Lines of data
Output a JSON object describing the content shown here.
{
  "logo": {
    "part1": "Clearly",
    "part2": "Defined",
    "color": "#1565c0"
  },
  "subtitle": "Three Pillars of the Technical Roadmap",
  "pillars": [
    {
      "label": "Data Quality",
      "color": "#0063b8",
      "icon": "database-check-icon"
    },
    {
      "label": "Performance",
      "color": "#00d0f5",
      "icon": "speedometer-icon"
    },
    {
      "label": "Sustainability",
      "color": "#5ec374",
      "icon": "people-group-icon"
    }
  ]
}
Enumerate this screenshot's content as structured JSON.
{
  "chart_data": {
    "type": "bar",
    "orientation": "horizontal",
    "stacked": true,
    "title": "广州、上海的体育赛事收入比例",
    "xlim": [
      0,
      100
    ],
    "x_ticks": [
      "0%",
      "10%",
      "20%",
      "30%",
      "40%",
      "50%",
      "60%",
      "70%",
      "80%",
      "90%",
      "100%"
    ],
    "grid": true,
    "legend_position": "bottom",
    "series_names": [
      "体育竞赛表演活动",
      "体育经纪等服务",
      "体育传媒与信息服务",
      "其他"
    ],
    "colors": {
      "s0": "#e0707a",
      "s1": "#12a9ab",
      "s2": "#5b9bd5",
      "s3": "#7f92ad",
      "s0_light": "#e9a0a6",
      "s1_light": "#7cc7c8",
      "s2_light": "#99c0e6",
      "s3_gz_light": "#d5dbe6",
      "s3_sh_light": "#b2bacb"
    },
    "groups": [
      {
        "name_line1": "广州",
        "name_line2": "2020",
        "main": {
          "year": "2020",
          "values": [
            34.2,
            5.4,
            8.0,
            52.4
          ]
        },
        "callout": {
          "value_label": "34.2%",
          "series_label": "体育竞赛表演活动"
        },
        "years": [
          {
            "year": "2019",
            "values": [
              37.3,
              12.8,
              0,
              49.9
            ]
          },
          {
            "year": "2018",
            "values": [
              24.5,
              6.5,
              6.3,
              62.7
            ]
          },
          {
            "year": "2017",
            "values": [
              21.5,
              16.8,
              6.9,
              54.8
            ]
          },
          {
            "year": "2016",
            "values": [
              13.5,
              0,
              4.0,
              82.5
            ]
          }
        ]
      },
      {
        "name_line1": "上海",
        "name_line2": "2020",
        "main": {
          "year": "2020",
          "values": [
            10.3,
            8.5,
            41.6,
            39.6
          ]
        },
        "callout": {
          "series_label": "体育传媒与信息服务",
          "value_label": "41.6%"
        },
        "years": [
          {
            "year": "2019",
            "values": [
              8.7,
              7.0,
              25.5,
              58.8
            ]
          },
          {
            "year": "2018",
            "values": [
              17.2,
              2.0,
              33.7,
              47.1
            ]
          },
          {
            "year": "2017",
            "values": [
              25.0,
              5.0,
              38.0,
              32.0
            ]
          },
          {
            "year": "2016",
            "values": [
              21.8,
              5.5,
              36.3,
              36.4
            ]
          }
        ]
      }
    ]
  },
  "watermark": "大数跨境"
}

▸ What is required:
Reproduce the records above exactly as they appear.

▸ Final result:
Output a JSON object describing the content shown here.
{
  "logo": {
    "part1": "Clearly",
    "part2": "Defined",
    "color": "#1565c0"
  },
  "subtitle": "Three Pillars of the Technical Roadmap",
  "pillars": [
    {
      "label": "Data Quality",
      "color": "#0063b8",
      "icon": "database-check-icon"
    },
    {
      "label": "Performance",
      "color": "#00d0f5",
      "icon": "speedometer-icon"
    },
    {
      "label": "Sustainability",
      "color": "#5ec374",
      "icon": "people-group-icon"
    }
  ]
}
Enumerate this screenshot's content as structured JSON.
{
  "chart_data": {
    "type": "bar",
    "orientation": "horizontal",
    "stacked": true,
    "title": "广州、上海的体育赛事收入比例",
    "xlim": [
      0,
      100
    ],
    "x_ticks": [
      "0%",
      "10%",
      "20%",
      "30%",
      "40%",
      "50%",
      "60%",
      "70%",
      "80%",
      "90%",
      "100%"
    ],
    "grid": true,
    "legend_position": "bottom",
    "series_names": [
      "体育竞赛表演活动",
      "体育经纪等服务",
      "体育传媒与信息服务",
      "其他"
    ],
    "colors": {
      "s0": "#e0707a",
      "s1": "#12a9ab",
      "s2": "#5b9bd5",
      "s3": "#7f92ad",
      "s0_light": "#e9a0a6",
      "s1_light": "#7cc7c8",
      "s2_light": "#99c0e6",
      "s3_gz_light": "#d5dbe6",
      "s3_sh_light": "#b2bacb"
    },
    "groups": [
      {
        "name_line1": "广州",
        "name_line2": "2020",
        "main": {
          "year": "2020",
          "values": [
            34.2,
            5.4,
            8.0,
            52.4
          ]
        },
        "callout": {
          "value_label": "34.2%",
          "series_label": "体育竞赛表演活动"
        },
        "years": [
          {
            "year": "2019",
            "values": [
              37.3,
              12.8,
              0,
              49.9
            ]
          },
          {
            "year": "2018",
            "values": [
              24.5,
              6.5,
              6.3,
              62.7
            ]
          },
          {
            "year": "2017",
            "values": [
              21.5,
              16.8,
              6.9,
              54.8
            ]
          },
          {
            "year": "2016",
            "values": [
              13.5,
              0,
              4.0,
              82.5
            ]
          }
        ]
      },
      {
        "name_line1": "上海",
        "name_line2": "2020",
        "main": {
          "year": "2020",
          "values": [
            10.3,
            8.5,
            41.6,
            39.6
          ]
        },
        "callout": {
          "series_label": "体育传媒与信息服务",
          "value_label": "41.6%"
        },
        "years": [
          {
            "year": "2019",
            "values": [
              8.7,
              7.0,
              25.5,
              58.8
            ]
          },
          {
            "year": "2018",
            "values": [
              17.2,
              2.0,
              33.7,
              47.1
            ]
          },
          {
            "year": "2017",
            "values": [
              25.0,
              5.0,
              38.0,
              32.0
            ]
          },
          {
            "year": "2016",
            "values": [
              21.8,
              5.5,
              36.3,
              36.4
            ]
          }
        ]
      }
    ]
  },
  "watermark": "大数跨境"
}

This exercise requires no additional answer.